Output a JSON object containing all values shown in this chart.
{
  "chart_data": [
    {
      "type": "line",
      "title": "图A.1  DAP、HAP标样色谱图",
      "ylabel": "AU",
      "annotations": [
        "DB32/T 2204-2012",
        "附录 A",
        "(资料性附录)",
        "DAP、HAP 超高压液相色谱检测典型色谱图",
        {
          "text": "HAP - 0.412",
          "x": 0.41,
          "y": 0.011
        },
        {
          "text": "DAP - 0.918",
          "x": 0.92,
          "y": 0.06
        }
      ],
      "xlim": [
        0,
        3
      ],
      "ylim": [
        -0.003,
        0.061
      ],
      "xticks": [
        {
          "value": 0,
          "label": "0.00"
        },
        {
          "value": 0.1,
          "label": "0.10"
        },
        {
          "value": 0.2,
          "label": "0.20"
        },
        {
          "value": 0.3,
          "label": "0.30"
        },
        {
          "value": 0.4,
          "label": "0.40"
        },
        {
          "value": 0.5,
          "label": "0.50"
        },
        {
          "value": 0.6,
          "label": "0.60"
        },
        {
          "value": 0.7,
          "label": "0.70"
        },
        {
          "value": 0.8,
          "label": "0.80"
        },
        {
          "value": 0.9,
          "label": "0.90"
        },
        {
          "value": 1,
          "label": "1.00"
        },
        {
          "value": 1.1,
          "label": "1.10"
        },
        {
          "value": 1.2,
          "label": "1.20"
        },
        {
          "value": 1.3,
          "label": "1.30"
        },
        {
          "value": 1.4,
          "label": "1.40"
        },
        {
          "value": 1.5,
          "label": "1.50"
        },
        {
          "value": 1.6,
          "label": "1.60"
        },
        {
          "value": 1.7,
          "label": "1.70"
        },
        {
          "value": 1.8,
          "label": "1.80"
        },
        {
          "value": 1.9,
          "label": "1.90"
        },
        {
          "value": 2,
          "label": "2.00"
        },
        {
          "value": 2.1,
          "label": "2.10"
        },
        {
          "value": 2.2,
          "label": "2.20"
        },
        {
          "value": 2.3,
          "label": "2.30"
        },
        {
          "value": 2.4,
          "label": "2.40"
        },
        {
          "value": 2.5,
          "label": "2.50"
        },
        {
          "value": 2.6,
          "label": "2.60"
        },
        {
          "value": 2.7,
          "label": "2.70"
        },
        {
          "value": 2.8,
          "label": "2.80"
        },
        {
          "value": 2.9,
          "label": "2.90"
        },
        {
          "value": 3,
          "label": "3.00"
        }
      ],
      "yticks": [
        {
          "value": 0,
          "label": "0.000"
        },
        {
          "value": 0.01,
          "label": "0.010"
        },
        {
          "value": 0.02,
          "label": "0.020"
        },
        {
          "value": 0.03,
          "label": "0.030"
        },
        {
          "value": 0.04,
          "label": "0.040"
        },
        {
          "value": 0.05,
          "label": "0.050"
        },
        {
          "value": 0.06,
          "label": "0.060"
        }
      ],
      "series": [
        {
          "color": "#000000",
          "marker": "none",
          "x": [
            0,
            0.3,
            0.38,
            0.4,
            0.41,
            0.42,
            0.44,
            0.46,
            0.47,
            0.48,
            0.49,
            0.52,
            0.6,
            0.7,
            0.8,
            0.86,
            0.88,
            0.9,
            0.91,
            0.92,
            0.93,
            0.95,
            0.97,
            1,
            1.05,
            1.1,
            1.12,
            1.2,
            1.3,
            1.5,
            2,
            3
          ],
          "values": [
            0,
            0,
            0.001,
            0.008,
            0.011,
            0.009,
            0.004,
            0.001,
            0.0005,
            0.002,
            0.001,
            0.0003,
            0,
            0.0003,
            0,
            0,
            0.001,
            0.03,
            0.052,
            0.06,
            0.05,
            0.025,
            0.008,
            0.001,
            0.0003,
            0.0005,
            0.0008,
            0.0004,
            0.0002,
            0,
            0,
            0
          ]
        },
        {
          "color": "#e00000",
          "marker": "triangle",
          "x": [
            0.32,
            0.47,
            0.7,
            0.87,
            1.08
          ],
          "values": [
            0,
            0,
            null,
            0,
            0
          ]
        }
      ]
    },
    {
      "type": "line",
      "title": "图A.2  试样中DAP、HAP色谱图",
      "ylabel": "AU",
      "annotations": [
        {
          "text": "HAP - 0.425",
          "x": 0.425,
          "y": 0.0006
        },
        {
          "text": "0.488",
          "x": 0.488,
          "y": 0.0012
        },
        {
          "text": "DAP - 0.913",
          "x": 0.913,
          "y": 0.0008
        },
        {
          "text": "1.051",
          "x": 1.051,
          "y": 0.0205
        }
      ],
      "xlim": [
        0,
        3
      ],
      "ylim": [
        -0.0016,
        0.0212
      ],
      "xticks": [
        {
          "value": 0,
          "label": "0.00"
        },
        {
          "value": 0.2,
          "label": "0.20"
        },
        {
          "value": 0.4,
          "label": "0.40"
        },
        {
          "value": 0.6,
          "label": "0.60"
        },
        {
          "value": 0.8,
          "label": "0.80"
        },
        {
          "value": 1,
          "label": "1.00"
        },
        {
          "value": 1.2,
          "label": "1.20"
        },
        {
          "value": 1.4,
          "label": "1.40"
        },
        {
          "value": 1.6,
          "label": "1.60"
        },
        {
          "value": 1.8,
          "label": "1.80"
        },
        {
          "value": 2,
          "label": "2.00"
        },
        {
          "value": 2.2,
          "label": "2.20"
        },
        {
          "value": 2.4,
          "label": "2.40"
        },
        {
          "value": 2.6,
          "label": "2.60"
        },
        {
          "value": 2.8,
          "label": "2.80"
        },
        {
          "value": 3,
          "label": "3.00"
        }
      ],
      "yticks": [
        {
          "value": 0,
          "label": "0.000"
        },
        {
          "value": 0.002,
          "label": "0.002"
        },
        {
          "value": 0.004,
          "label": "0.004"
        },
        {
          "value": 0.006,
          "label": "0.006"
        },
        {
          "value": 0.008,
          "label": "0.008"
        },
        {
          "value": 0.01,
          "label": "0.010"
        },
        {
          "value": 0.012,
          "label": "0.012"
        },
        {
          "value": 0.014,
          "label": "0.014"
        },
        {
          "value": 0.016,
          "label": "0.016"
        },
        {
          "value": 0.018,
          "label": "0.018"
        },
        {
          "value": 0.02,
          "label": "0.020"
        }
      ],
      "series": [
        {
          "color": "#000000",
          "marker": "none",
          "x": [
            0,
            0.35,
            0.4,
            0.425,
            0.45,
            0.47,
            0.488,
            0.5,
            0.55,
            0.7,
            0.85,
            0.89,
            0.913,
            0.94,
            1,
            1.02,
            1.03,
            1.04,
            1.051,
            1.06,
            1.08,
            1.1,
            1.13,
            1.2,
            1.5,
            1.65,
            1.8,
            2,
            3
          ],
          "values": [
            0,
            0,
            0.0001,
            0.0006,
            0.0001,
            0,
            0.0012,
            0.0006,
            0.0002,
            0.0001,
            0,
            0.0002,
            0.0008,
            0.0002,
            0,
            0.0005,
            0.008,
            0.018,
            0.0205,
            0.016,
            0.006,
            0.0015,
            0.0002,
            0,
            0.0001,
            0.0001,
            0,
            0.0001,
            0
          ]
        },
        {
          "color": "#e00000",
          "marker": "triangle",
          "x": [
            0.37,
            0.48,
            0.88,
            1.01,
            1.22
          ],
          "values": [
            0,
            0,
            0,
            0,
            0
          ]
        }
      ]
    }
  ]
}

**WORK REQUIRED**
Nothing should be left out: repeat all of the data exactly.

**ANSWER TO THIS PROBLEM**
Output a JSON object containing all values shown in this chart.
{
  "chart_data": [
    {
      "type": "line",
      "title": "图A.1  DAP、HAP标样色谱图",
      "ylabel": "AU",
      "annotations": [
        "DB32/T 2204-2012",
        "附录 A",
        "(资料性附录)",
        "DAP、HAP 超高压液相色谱检测典型色谱图",
        {
          "text": "HAP - 0.412",
          "x": 0.41,
          "y": 0.011
        },
        {
          "text": "DAP - 0.918",
          "x": 0.92,
          "y": 0.06
        }
      ],
      "xlim": [
        0,
        3
      ],
      "ylim": [
        -0.003,
        0.061
      ],
      "xticks": [
        {
          "value": 0,
          "label": "0.00"
        },
        {
          "value": 0.1,
          "label": "0.10"
        },
        {
          "value": 0.2,
          "label": "0.20"
        },
        {
          "value": 0.3,
          "label": "0.30"
        },
        {
          "value": 0.4,
          "label": "0.40"
        },
        {
          "value": 0.5,
          "label": "0.50"
        },
        {
          "value": 0.6,
          "label": "0.60"
        },
        {
          "value": 0.7,
          "label": "0.70"
        },
        {
          "value": 0.8,
          "label": "0.80"
        },
        {
          "value": 0.9,
          "label": "0.90"
        },
        {
          "value": 1,
          "label": "1.00"
        },
        {
          "value": 1.1,
          "label": "1.10"
        },
        {
          "value": 1.2,
          "label": "1.20"
        },
        {
          "value": 1.3,
          "label": "1.30"
        },
        {
          "value": 1.4,
          "label": "1.40"
        },
        {
          "value": 1.5,
          "label": "1.50"
        },
        {
          "value": 1.6,
          "label": "1.60"
        },
        {
          "value": 1.7,
          "label": "1.70"
        },
        {
          "value": 1.8,
          "label": "1.80"
        },
        {
          "value": 1.9,
          "label": "1.90"
        },
        {
          "value": 2,
          "label": "2.00"
        },
        {
          "value": 2.1,
          "label": "2.10"
        },
        {
          "value": 2.2,
          "label": "2.20"
        },
        {
          "value": 2.3,
          "label": "2.30"
        },
        {
          "value": 2.4,
          "label": "2.40"
        },
        {
          "value": 2.5,
          "label": "2.50"
        },
        {
          "value": 2.6,
          "label": "2.60"
        },
        {
          "value": 2.7,
          "label": "2.70"
        },
        {
          "value": 2.8,
          "label": "2.80"
        },
        {
          "value": 2.9,
          "label": "2.90"
        },
        {
          "value": 3,
          "label": "3.00"
        }
      ],
      "yticks": [
        {
          "value": 0,
          "label": "0.000"
        },
        {
          "value": 0.01,
          "label": "0.010"
        },
        {
          "value": 0.02,
          "label": "0.020"
        },
        {
          "value": 0.03,
          "label": "0.030"
        },
        {
          "value": 0.04,
          "label": "0.040"
        },
        {
          "value": 0.05,
          "label": "0.050"
        },
        {
          "value": 0.06,
          "label": "0.060"
        }
      ],
      "series": [
        {
          "color": "#000000",
          "marker": "none",
          "x": [
            0,
            0.3,
            0.38,
            0.4,
            0.41,
            0.42,
            0.44,
            0.46,
            0.47,
            0.48,
            0.49,
            0.52,
            0.6,
            0.7,
            0.8,
            0.86,
            0.88,
            0.9,
            0.91,
            0.92,
            0.93,
            0.95,
            0.97,
            1,
            1.05,
            1.1,
            1.12,
            1.2,
            1.3,
            1.5,
            2,
            3
          ],
          "values": [
            0,
            0,
            0.001,
            0.008,
            0.011,
            0.009,
            0.004,
            0.001,
            0.0005,
            0.002,
            0.001,
            0.0003,
            0,
            0.0003,
            0,
            0,
            0.001,
            0.03,
            0.052,
            0.06,
            0.05,
            0.025,
            0.008,
            0.001,
            0.0003,
            0.0005,
            0.0008,
            0.0004,
            0.0002,
            0,
            0,
            0
          ]
        },
        {
          "color": "#e00000",
          "marker": "triangle",
          "x": [
            0.32,
            0.47,
            0.7,
            0.87,
            1.08
          ],
          "values": [
            0,
            0,
            null,
            0,
            0
          ]
        }
      ]
    },
    {
      "type": "line",
      "title": "图A.2  试样中DAP、HAP色谱图",
      "ylabel": "AU",
      "annotations": [
        {
          "text": "HAP - 0.425",
          "x": 0.425,
          "y": 0.0006
        },
        {
          "text": "0.488",
          "x": 0.488,
          "y": 0.0012
        },
        {
          "text": "DAP - 0.913",
          "x": 0.913,
          "y": 0.0008
        },
        {
          "text": "1.051",
          "x": 1.051,
          "y": 0.0205
        }
      ],
      "xlim": [
        0,
        3
      ],
      "ylim": [
        -0.0016,
        0.0212
      ],
      "xticks": [
        {
          "value": 0,
          "label": "0.00"
        },
        {
          "value": 0.2,
          "label": "0.20"
        },
        {
          "value": 0.4,
          "label": "0.40"
        },
        {
          "value": 0.6,
          "label": "0.60"
        },
        {
          "value": 0.8,
          "label": "0.80"
        },
        {
          "value": 1,
          "label": "1.00"
        },
        {
          "value": 1.2,
          "label": "1.20"
        },
        {
          "value": 1.4,
          "label": "1.40"
        },
        {
          "value": 1.6,
          "label": "1.60"
        },
        {
          "value": 1.8,
          "label": "1.80"
        },
        {
          "value": 2,
          "label": "2.00"
        },
        {
          "value": 2.2,
          "label": "2.20"
        },
        {
          "value": 2.4,
          "label": "2.40"
        },
        {
          "value": 2.6,
          "label": "2.60"
        },
        {
          "value": 2.8,
          "label": "2.80"
        },
        {
          "value": 3,
          "label": "3.00"
        }
      ],
      "yticks": [
        {
          "value": 0,
          "label": "0.000"
        },
        {
          "value": 0.002,
          "label": "0.002"
        },
        {
          "value": 0.004,
          "label": "0.004"
        },
        {
          "value": 0.006,
          "label": "0.006"
        },
        {
          "value": 0.008,
          "label": "0.008"
        },
        {
          "value": 0.01,
          "label": "0.010"
        },
        {
          "value": 0.012,
          "label": "0.012"
        },
        {
          "value": 0.014,
          "label": "0.014"
        },
        {
          "value": 0.016,
          "label": "0.016"
        },
        {
          "value": 0.018,
          "label": "0.018"
        },
        {
          "value": 0.02,
          "label": "0.020"
        }
      ],
      "series": [
        {
          "color": "#000000",
          "marker": "none",
          "x": [
            0,
            0.35,
            0.4,
            0.425,
            0.45,
            0.47,
            0.488,
            0.5,
            0.55,
            0.7,
            0.85,
            0.89,
            0.913,
            0.94,
            1,
            1.02,
            1.03,
            1.04,
            1.051,
            1.06,
            1.08,
            1.1,
            1.13,
            1.2,
            1.5,
            1.65,
            1.8,
            2,
            3
          ],
          "values": [
            0,
            0,
            0.0001,
            0.0006,
            0.0001,
            0,
            0.0012,
            0.0006,
            0.0002,
            0.0001,
            0,
            0.0002,
            0.0008,
            0.0002,
            0,
            0.0005,
            0.008,
            0.018,
            0.0205,
            0.016,
            0.006,
            0.0015,
            0.0002,
            0,
            0.0001,
            0.0001,
            0,
            0.0001,
            0
          ]
        },
        {
          "color": "#e00000",
          "marker": "triangle",
          "x": [
            0.37,
            0.48,
            0.88,
            1.01,
            1.22
          ],
          "values": [
            0,
            0,
            0,
            0,
            0
          ]
        }
      ]
    }
  ]
}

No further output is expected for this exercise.